### Material supplied

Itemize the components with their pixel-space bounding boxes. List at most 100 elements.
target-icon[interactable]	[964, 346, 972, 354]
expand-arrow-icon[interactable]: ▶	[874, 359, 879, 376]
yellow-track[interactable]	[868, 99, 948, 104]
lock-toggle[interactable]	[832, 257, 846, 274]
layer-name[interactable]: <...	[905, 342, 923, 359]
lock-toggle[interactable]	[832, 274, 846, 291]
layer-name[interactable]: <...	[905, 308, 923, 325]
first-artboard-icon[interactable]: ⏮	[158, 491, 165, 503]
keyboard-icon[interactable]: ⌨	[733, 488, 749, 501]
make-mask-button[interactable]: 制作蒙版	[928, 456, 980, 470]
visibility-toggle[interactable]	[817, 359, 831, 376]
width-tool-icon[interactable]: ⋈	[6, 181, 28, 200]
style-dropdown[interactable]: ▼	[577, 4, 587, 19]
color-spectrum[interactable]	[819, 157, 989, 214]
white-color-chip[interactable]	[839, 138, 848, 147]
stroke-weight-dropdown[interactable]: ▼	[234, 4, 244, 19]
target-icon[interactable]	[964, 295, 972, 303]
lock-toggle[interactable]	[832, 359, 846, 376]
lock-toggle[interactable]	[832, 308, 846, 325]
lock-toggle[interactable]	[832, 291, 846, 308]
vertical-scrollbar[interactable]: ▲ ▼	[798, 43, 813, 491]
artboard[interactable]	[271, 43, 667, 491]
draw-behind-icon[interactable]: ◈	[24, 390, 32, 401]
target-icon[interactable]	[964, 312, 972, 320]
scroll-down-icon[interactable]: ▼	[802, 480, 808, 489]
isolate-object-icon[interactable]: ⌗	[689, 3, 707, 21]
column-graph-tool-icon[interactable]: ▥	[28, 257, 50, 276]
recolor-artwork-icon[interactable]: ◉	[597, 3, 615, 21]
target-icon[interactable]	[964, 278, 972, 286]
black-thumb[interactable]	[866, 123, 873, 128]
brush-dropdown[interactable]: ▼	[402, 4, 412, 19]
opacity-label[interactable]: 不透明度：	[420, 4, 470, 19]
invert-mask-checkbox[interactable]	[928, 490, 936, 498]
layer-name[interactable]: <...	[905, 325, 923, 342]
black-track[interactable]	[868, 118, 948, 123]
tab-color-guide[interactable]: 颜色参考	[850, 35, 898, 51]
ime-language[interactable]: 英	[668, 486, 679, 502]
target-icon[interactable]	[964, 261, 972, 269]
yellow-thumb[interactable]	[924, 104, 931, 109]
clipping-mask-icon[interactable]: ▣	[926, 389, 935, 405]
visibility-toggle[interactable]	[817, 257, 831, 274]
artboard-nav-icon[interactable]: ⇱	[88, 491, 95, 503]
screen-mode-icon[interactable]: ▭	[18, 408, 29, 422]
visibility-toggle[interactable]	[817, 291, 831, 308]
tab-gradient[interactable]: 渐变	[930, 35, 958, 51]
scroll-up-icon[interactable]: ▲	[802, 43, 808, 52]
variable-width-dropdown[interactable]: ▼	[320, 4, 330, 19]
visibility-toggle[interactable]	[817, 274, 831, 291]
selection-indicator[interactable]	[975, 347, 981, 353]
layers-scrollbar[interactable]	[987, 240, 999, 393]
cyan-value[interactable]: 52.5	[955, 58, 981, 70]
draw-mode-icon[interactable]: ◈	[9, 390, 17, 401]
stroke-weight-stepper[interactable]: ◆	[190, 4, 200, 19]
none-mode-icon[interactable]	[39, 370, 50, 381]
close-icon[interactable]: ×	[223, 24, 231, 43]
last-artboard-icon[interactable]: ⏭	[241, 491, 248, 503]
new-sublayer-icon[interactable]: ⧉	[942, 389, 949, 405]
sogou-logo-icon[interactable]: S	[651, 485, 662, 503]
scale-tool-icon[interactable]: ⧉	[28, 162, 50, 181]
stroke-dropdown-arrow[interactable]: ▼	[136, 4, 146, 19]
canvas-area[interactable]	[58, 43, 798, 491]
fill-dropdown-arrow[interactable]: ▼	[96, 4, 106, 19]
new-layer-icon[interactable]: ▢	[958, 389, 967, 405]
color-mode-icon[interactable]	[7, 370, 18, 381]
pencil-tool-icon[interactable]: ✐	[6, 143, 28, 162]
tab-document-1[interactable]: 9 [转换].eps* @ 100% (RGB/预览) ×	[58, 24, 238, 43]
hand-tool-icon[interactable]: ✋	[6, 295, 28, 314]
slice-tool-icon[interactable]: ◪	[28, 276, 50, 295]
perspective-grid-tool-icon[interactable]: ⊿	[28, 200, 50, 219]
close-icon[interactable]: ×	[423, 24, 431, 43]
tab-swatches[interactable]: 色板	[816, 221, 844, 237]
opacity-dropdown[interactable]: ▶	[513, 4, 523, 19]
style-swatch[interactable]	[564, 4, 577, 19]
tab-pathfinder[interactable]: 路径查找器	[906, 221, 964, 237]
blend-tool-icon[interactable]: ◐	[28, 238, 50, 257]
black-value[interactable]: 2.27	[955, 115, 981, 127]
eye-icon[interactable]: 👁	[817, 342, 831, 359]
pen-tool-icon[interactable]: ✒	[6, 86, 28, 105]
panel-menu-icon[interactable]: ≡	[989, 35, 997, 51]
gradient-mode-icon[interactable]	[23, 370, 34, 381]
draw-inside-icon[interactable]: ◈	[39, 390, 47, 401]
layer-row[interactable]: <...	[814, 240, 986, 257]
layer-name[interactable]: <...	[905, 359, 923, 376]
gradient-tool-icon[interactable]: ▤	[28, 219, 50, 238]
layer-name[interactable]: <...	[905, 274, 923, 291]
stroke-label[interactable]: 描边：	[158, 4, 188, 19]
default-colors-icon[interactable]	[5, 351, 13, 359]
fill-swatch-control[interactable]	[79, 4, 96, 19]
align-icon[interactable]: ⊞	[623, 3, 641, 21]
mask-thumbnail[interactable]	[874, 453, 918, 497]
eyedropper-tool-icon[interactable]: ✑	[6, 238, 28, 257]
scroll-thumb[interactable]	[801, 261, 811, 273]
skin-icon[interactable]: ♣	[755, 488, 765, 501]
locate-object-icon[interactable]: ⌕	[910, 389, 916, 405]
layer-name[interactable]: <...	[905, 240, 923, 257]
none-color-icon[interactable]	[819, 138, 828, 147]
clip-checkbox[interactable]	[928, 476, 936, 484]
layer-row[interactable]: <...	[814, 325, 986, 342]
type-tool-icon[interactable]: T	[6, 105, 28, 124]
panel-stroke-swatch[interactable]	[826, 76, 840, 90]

######

== What to work on ==
Reproduce every line of the records above verbatim, from the first line to the last.

== Exercise answer ==
Itemize the components with their pixel-space bounding boxes. List at most 100 elements.
target-icon[interactable]	[964, 346, 972, 354]
expand-arrow-icon[interactable]: ▶	[874, 359, 879, 376]
yellow-track[interactable]	[868, 99, 948, 104]
lock-toggle[interactable]	[832, 257, 846, 274]
layer-name[interactable]: <...	[905, 342, 923, 359]
lock-toggle[interactable]	[832, 274, 846, 291]
layer-name[interactable]: <...	[905, 308, 923, 325]
first-artboard-icon[interactable]: ⏮	[158, 491, 165, 503]
keyboard-icon[interactable]: ⌨	[733, 488, 749, 501]
make-mask-button[interactable]: 制作蒙版	[928, 456, 980, 470]
visibility-toggle[interactable]	[817, 359, 831, 376]
width-tool-icon[interactable]: ⋈	[6, 181, 28, 200]
style-dropdown[interactable]: ▼	[577, 4, 587, 19]
color-spectrum[interactable]	[819, 157, 989, 214]
white-color-chip[interactable]	[839, 138, 848, 147]
stroke-weight-dropdown[interactable]: ▼	[234, 4, 244, 19]
target-icon[interactable]	[964, 295, 972, 303]
lock-toggle[interactable]	[832, 359, 846, 376]
lock-toggle[interactable]	[832, 308, 846, 325]
lock-toggle[interactable]	[832, 291, 846, 308]
vertical-scrollbar[interactable]: ▲ ▼	[798, 43, 813, 491]
artboard[interactable]	[271, 43, 667, 491]
draw-behind-icon[interactable]: ◈	[24, 390, 32, 401]
target-icon[interactable]	[964, 312, 972, 320]
scroll-down-icon[interactable]: ▼	[802, 480, 808, 489]
isolate-object-icon[interactable]: ⌗	[689, 3, 707, 21]
column-graph-tool-icon[interactable]: ▥	[28, 257, 50, 276]
recolor-artwork-icon[interactable]: ◉	[597, 3, 615, 21]
target-icon[interactable]	[964, 278, 972, 286]
black-thumb[interactable]	[866, 123, 873, 128]
brush-dropdown[interactable]: ▼	[402, 4, 412, 19]
opacity-label[interactable]: 不透明度：	[420, 4, 470, 19]
invert-mask-checkbox[interactable]	[928, 490, 936, 498]
layer-name[interactable]: <...	[905, 325, 923, 342]
black-track[interactable]	[868, 118, 948, 123]
tab-color-guide[interactable]: 颜色参考	[850, 35, 898, 51]
ime-language[interactable]: 英	[668, 486, 679, 502]
target-icon[interactable]	[964, 261, 972, 269]
yellow-thumb[interactable]	[924, 104, 931, 109]
clipping-mask-icon[interactable]: ▣	[926, 389, 935, 405]
visibility-toggle[interactable]	[817, 257, 831, 274]
artboard-nav-icon[interactable]: ⇱	[88, 491, 95, 503]
screen-mode-icon[interactable]: ▭	[18, 408, 29, 422]
visibility-toggle[interactable]	[817, 291, 831, 308]
tab-gradient[interactable]: 渐变	[930, 35, 958, 51]
scroll-up-icon[interactable]: ▲	[802, 43, 808, 52]
variable-width-dropdown[interactable]: ▼	[320, 4, 330, 19]
visibility-toggle[interactable]	[817, 274, 831, 291]
selection-indicator[interactable]	[975, 347, 981, 353]
layers-scrollbar[interactable]	[987, 240, 999, 393]
cyan-value[interactable]: 52.5	[955, 58, 981, 70]
draw-mode-icon[interactable]: ◈	[9, 390, 17, 401]
stroke-weight-stepper[interactable]: ◆	[190, 4, 200, 19]
none-mode-icon[interactable]	[39, 370, 50, 381]
close-icon[interactable]: ×	[223, 24, 231, 43]
last-artboard-icon[interactable]: ⏭	[241, 491, 248, 503]
new-sublayer-icon[interactable]: ⧉	[942, 389, 949, 405]
sogou-logo-icon[interactable]: S	[651, 485, 662, 503]
scale-tool-icon[interactable]: ⧉	[28, 162, 50, 181]
stroke-dropdown-arrow[interactable]: ▼	[136, 4, 146, 19]
canvas-area[interactable]	[58, 43, 798, 491]
fill-dropdown-arrow[interactable]: ▼	[96, 4, 106, 19]
new-layer-icon[interactable]: ▢	[958, 389, 967, 405]
color-mode-icon[interactable]	[7, 370, 18, 381]
pencil-tool-icon[interactable]: ✐	[6, 143, 28, 162]
tab-document-1[interactable]: 9 [转换].eps* @ 100% (RGB/预览) ×	[58, 24, 238, 43]
hand-tool-icon[interactable]: ✋	[6, 295, 28, 314]
slice-tool-icon[interactable]: ◪	[28, 276, 50, 295]
perspective-grid-tool-icon[interactable]: ⊿	[28, 200, 50, 219]
close-icon[interactable]: ×	[423, 24, 431, 43]
tab-swatches[interactable]: 色板	[816, 221, 844, 237]
opacity-dropdown[interactable]: ▶	[513, 4, 523, 19]
style-swatch[interactable]	[564, 4, 577, 19]
tab-pathfinder[interactable]: 路径查找器	[906, 221, 964, 237]
blend-tool-icon[interactable]: ◐	[28, 238, 50, 257]
black-value[interactable]: 2.27	[955, 115, 981, 127]
eye-icon[interactable]: 👁	[817, 342, 831, 359]
pen-tool-icon[interactable]: ✒	[6, 86, 28, 105]
panel-menu-icon[interactable]: ≡	[989, 35, 997, 51]
gradient-mode-icon[interactable]	[23, 370, 34, 381]
draw-inside-icon[interactable]: ◈	[39, 390, 47, 401]
layer-row[interactable]: <...	[814, 240, 986, 257]
layer-name[interactable]: <...	[905, 359, 923, 376]
gradient-tool-icon[interactable]: ▤	[28, 219, 50, 238]
layer-name[interactable]: <...	[905, 274, 923, 291]
stroke-label[interactable]: 描边：	[158, 4, 188, 19]
default-colors-icon[interactable]	[5, 351, 13, 359]
fill-swatch-control[interactable]	[79, 4, 96, 19]
align-icon[interactable]: ⊞	[623, 3, 641, 21]
mask-thumbnail[interactable]	[874, 453, 918, 497]
eyedropper-tool-icon[interactable]: ✑	[6, 238, 28, 257]
scroll-thumb[interactable]	[801, 261, 811, 273]
skin-icon[interactable]: ♣	[755, 488, 765, 501]
locate-object-icon[interactable]: ⌕	[910, 389, 916, 405]
layer-name[interactable]: <...	[905, 240, 923, 257]
none-color-icon[interactable]	[819, 138, 828, 147]
clip-checkbox[interactable]	[928, 476, 936, 484]
layer-row[interactable]: <...	[814, 325, 986, 342]
type-tool-icon[interactable]: T	[6, 105, 28, 124]
panel-stroke-swatch[interactable]	[826, 76, 840, 90]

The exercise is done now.